→ **Set problem**
Look through the lines of the material and count those containing "population". Give that count alone.

[Records from a dataset]
════════════════════

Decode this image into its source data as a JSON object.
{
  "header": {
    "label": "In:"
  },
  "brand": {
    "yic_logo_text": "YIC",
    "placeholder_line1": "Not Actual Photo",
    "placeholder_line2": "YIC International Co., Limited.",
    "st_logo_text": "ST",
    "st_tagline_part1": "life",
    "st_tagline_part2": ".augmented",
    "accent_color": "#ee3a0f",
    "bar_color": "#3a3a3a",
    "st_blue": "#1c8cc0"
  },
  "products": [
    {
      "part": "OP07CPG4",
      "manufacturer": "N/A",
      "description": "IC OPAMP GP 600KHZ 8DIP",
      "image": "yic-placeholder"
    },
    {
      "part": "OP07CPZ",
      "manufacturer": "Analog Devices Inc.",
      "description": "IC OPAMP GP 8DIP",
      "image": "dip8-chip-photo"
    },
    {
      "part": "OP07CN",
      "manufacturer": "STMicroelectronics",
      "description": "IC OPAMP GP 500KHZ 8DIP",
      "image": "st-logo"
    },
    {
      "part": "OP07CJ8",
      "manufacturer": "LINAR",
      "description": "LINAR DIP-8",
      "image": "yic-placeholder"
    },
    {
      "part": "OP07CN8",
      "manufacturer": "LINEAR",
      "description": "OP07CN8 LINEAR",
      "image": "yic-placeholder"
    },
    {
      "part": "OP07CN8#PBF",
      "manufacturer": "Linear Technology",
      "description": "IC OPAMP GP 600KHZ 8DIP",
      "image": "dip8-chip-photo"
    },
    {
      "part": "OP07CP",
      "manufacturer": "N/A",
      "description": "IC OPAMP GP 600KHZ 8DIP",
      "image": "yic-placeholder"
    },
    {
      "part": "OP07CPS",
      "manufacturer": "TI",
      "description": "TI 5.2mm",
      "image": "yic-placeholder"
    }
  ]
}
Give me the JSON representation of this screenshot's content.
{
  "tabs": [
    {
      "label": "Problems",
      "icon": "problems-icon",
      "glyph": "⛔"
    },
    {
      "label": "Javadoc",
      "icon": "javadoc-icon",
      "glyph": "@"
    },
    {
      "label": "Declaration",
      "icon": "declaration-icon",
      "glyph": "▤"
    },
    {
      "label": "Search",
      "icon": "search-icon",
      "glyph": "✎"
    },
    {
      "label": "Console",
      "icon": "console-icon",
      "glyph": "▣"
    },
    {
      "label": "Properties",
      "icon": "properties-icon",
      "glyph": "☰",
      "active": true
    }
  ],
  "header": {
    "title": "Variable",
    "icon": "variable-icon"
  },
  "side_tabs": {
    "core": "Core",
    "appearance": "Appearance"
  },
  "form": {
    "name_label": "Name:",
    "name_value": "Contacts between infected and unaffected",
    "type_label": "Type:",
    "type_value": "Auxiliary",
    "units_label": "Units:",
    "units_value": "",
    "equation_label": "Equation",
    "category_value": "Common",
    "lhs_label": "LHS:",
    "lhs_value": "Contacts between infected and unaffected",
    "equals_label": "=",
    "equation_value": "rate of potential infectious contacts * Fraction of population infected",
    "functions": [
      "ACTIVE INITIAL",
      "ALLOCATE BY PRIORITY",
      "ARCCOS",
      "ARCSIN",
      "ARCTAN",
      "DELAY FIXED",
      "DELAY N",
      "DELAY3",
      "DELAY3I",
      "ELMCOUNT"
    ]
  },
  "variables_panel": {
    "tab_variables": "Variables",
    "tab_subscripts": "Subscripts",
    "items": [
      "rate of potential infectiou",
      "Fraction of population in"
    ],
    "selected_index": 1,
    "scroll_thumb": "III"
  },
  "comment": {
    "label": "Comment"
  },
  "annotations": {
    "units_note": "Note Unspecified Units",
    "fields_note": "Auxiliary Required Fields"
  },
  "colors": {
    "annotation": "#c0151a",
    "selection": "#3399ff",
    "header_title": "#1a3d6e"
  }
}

════════════════════

→ **Answer to the task**
2